Records that describe figures:
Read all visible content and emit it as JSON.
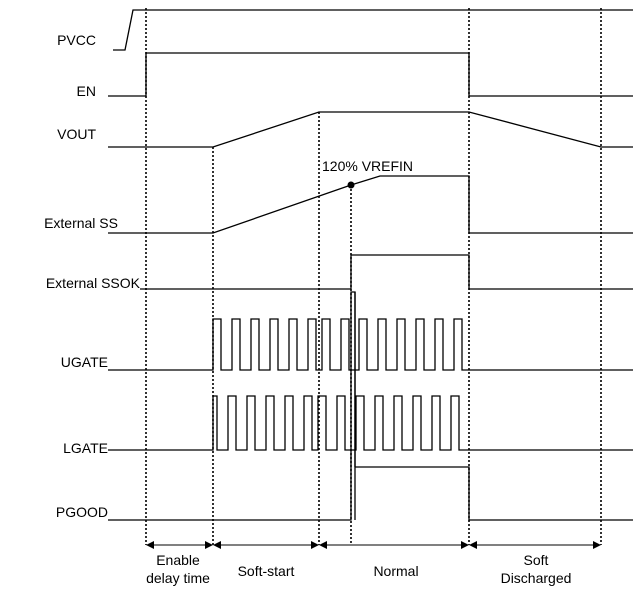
{
  "signals": {
    "pvcc": "PVCC",
    "en": "EN",
    "vout": "VOUT",
    "ext_ss": "External SS",
    "ext_ssok": "External SSOK",
    "ugate": "UGATE",
    "lgate": "LGATE",
    "pgood": "PGOOD"
  },
  "annotation": "120% VREFIN",
  "phases": {
    "enable_line1": "Enable",
    "enable_line2": "delay time",
    "soft_start": "Soft-start",
    "normal": "Normal",
    "soft_line1": "Soft",
    "soft_line2": "Discharged"
  }
}
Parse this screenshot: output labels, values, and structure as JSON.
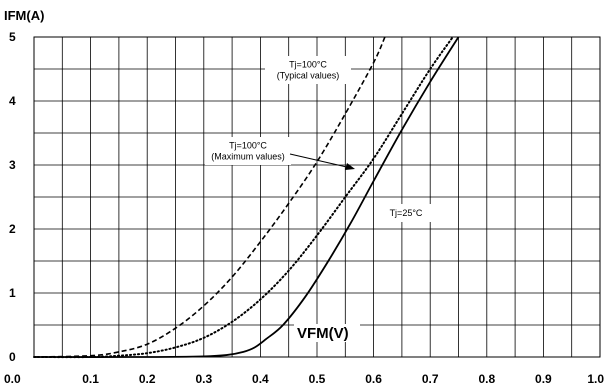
{
  "chart_data": {
    "type": "line",
    "xlabel": "VFM(V)",
    "ylabel": "IFM(A)",
    "xlim": [
      0,
      1.0
    ],
    "ylim": [
      0,
      5
    ],
    "x_ticks": [
      "0.0",
      "0.1",
      "0.2",
      "0.3",
      "0.4",
      "0.5",
      "0.6",
      "0.7",
      "0.8",
      "0.9",
      "1.0"
    ],
    "y_ticks": [
      "0",
      "1",
      "2",
      "3",
      "4",
      "5"
    ],
    "grid": true,
    "series": [
      {
        "name": "Tj=25°C",
        "style": "solid",
        "x": [
          0.0,
          0.2,
          0.3,
          0.34,
          0.37,
          0.39,
          0.41,
          0.44,
          0.48,
          0.52,
          0.56,
          0.6,
          0.65,
          0.7,
          0.75
        ],
        "y": [
          0.0,
          0.0,
          0.01,
          0.03,
          0.08,
          0.15,
          0.28,
          0.5,
          0.95,
          1.5,
          2.1,
          2.75,
          3.55,
          4.3,
          5.0
        ]
      },
      {
        "name": "Tj=100°C (Maximum values)",
        "style": "dotted",
        "x": [
          0.0,
          0.1,
          0.15,
          0.2,
          0.25,
          0.3,
          0.35,
          0.4,
          0.45,
          0.5,
          0.55,
          0.6,
          0.65,
          0.7,
          0.74
        ],
        "y": [
          0.0,
          0.0,
          0.02,
          0.06,
          0.15,
          0.3,
          0.55,
          0.9,
          1.35,
          1.9,
          2.5,
          3.1,
          3.8,
          4.5,
          5.0
        ]
      },
      {
        "name": "Tj=100°C (Typical values)",
        "style": "dashed",
        "x": [
          0.0,
          0.1,
          0.15,
          0.2,
          0.25,
          0.3,
          0.35,
          0.4,
          0.45,
          0.5,
          0.55,
          0.6,
          0.62
        ],
        "y": [
          0.0,
          0.02,
          0.08,
          0.2,
          0.45,
          0.8,
          1.25,
          1.8,
          2.4,
          3.05,
          3.8,
          4.6,
          5.0
        ]
      }
    ],
    "annotations": [
      {
        "id": "typ",
        "lines": [
          "Tj=100°C",
          "(Typical values)"
        ]
      },
      {
        "id": "max",
        "lines": [
          "Tj=100°C",
          "(Maximum values)"
        ]
      },
      {
        "id": "t25",
        "lines": [
          "Tj=25°C"
        ]
      }
    ]
  }
}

PROBLEM DETAILS: Show every line from the listing above in which the string "values" appears.

ANSWER IN FULL:
Parse this screenshot: output labels, values, and structure as JSON.
        "name": "Tj=100°C (Maximum values)",
        "name": "Tj=100°C (Typical values)",
          "(Typical values)"
          "(Maximum values)"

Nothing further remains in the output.